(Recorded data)
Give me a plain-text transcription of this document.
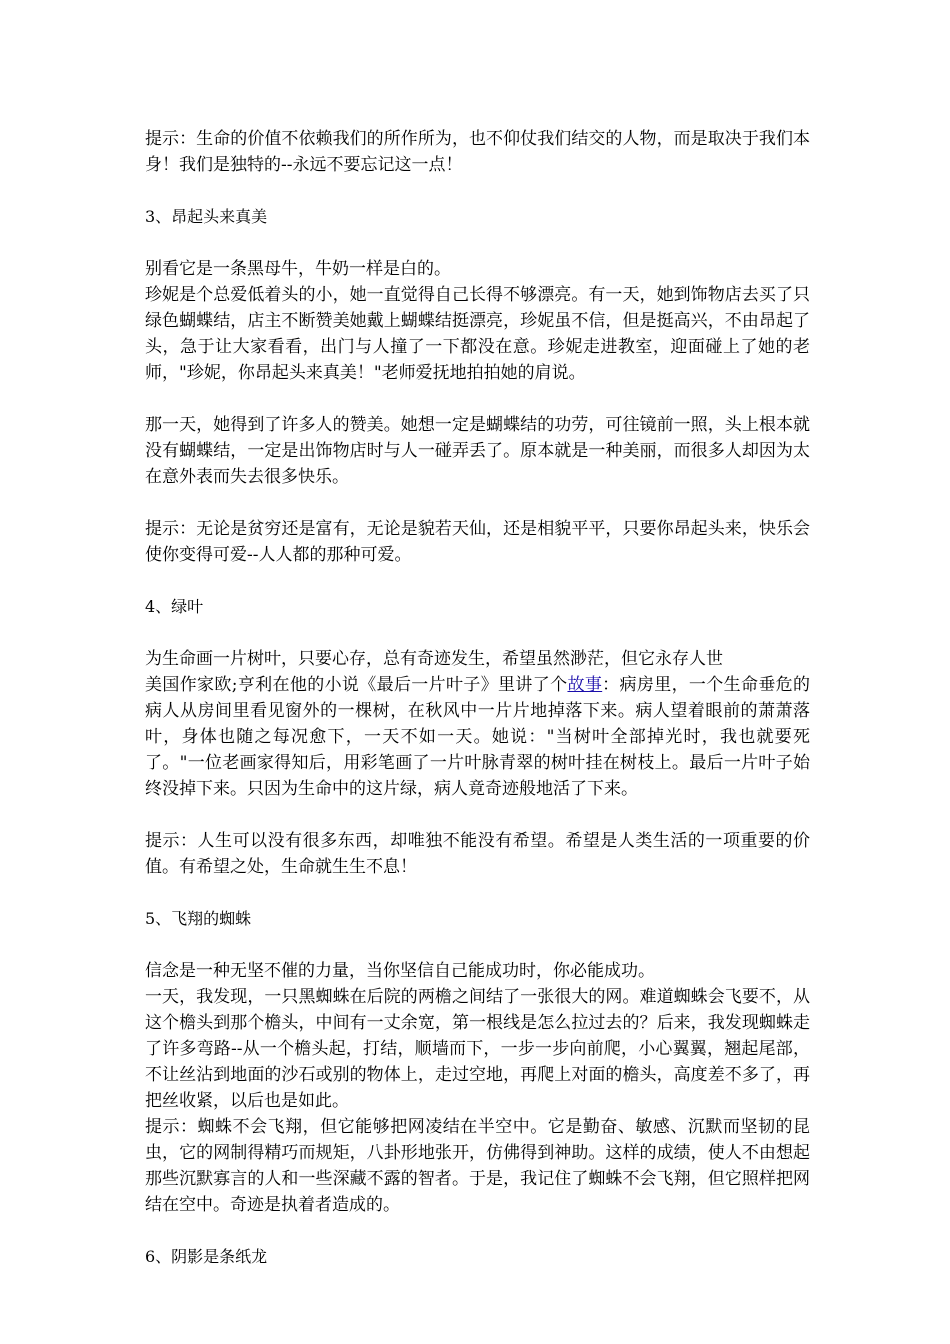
提示：生命的价值不依赖我们的所作所为，也不仰仗我们结交的人物，而是取决于我们本身！我们是独特的--永远不要忘记这一点！

3、昂起头来真美

别看它是一条黑母牛，牛奶一样是白的。

珍妮是个总爱低着头的小，她一直觉得自己长得不够漂亮。有一天，她到饰物店去买了只绿色蝴蝶结，店主不断赞美她戴上蝴蝶结挺漂亮，珍妮虽不信，但是挺高兴，不由昂起了头，急于让大家看看，出门与人撞了一下都没在意。珍妮走进教室，迎面碰上了她的老师，"珍妮，你昂起头来真美！"老师爱抚地拍拍她的肩说。

那一天，她得到了许多人的赞美。她想一定是蝴蝶结的功劳，可往镜前一照，头上根本就没有蝴蝶结，一定是出饰物店时与人一碰弄丢了。原本就是一种美丽，而很多人却因为太在意外表而失去很多快乐。

提示：无论是贫穷还是富有，无论是貌若天仙，还是相貌平平，只要你昂起头来，快乐会使你变得可爱--人人都的那种可爱。

4、绿叶

为生命画一片树叶，只要心存，总有奇迹发生，希望虽然渺茫，但它永存人世

美国作家欧;亨利在他的小说《最后一片叶子》里讲了个故事：病房里，一个生命垂危的病人从房间里看见窗外的一棵树，在秋风中一片片地掉落下来。病人望着眼前的萧萧落叶，身体也随之每况愈下，一天不如一天。她说："当树叶全部掉光时，我也就要死了。"一位老画家得知后，用彩笔画了一片叶脉青翠的树叶挂在树枝上。最后一片叶子始终没掉下来。只因为生命中的这片绿，病人竟奇迹般地活了下来。

提示：人生可以没有很多东西，却唯独不能没有希望。希望是人类生活的一项重要的价值。有希望之处，生命就生生不息！

5、飞翔的蜘蛛

信念是一种无坚不催的力量，当你坚信自己能成功时，你必能成功。

一天，我发现，一只黑蜘蛛在后院的两檐之间结了一张很大的网。难道蜘蛛会飞要不，从这个檐头到那个檐头，中间有一丈余宽，第一根线是怎么拉过去的？后来，我发现蜘蛛走了许多弯路--从一个檐头起，打结，顺墙而下，一步一步向前爬，小心翼翼，翘起尾部，不让丝沾到地面的沙石或别的物体上，走过空地，再爬上对面的檐头，高度差不多了，再把丝收紧，以后也是如此。

提示：蜘蛛不会飞翔，但它能够把网凌结在半空中。它是勤奋、敏感、沉默而坚韧的昆虫，它的网制得精巧而规矩，八卦形地张开，仿佛得到神助。这样的成绩，使人不由想起那些沉默寡言的人和一些深藏不露的智者。于是，我记住了蜘蛛不会飞翔，但它照样把网结在空中。奇迹是执着者造成的。

6、阴影是条纸龙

WHAT YOU ARE ASKED TO DO -> All the material shown above is to be copied exactly, with no pictures carried over.

WRITTEN REPLY ->
Give me a plain-text transcription of this document.
提示：生命的价值不依赖我们的所作所为，也不仰仗我们结交的人物，而是取决于我们本身！我们是独特的--永远不要忘记这一点！

3、昂起头来真美

别看它是一条黑母牛，牛奶一样是白的。

珍妮是个总爱低着头的小，她一直觉得自己长得不够漂亮。有一天，她到饰物店去买了只绿色蝴蝶结，店主不断赞美她戴上蝴蝶结挺漂亮，珍妮虽不信，但是挺高兴，不由昂起了头，急于让大家看看，出门与人撞了一下都没在意。珍妮走进教室，迎面碰上了她的老师，"珍妮，你昂起头来真美！"老师爱抚地拍拍她的肩说。

那一天，她得到了许多人的赞美。她想一定是蝴蝶结的功劳，可往镜前一照，头上根本就没有蝴蝶结，一定是出饰物店时与人一碰弄丢了。原本就是一种美丽，而很多人却因为太在意外表而失去很多快乐。

提示：无论是贫穷还是富有，无论是貌若天仙，还是相貌平平，只要你昂起头来，快乐会使你变得可爱--人人都的那种可爱。

4、绿叶

为生命画一片树叶，只要心存，总有奇迹发生，希望虽然渺茫，但它永存人世

美国作家欧;亨利在他的小说《最后一片叶子》里讲了个故事：病房里，一个生命垂危的病人从房间里看见窗外的一棵树，在秋风中一片片地掉落下来。病人望着眼前的萧萧落叶，身体也随之每况愈下，一天不如一天。她说："当树叶全部掉光时，我也就要死了。"一位老画家得知后，用彩笔画了一片叶脉青翠的树叶挂在树枝上。最后一片叶子始终没掉下来。只因为生命中的这片绿，病人竟奇迹般地活了下来。

提示：人生可以没有很多东西，却唯独不能没有希望。希望是人类生活的一项重要的价值。有希望之处，生命就生生不息！

5、飞翔的蜘蛛

信念是一种无坚不催的力量，当你坚信自己能成功时，你必能成功。

一天，我发现，一只黑蜘蛛在后院的两檐之间结了一张很大的网。难道蜘蛛会飞要不，从这个檐头到那个檐头，中间有一丈余宽，第一根线是怎么拉过去的？后来，我发现蜘蛛走了许多弯路--从一个檐头起，打结，顺墙而下，一步一步向前爬，小心翼翼，翘起尾部，不让丝沾到地面的沙石或别的物体上，走过空地，再爬上对面的檐头，高度差不多了，再把丝收紧，以后也是如此。

提示：蜘蛛不会飞翔，但它能够把网凌结在半空中。它是勤奋、敏感、沉默而坚韧的昆虫，它的网制得精巧而规矩，八卦形地张开，仿佛得到神助。这样的成绩，使人不由想起那些沉默寡言的人和一些深藏不露的智者。于是，我记住了蜘蛛不会飞翔，但它照样把网结在空中。奇迹是执着者造成的。

6、阴影是条纸龙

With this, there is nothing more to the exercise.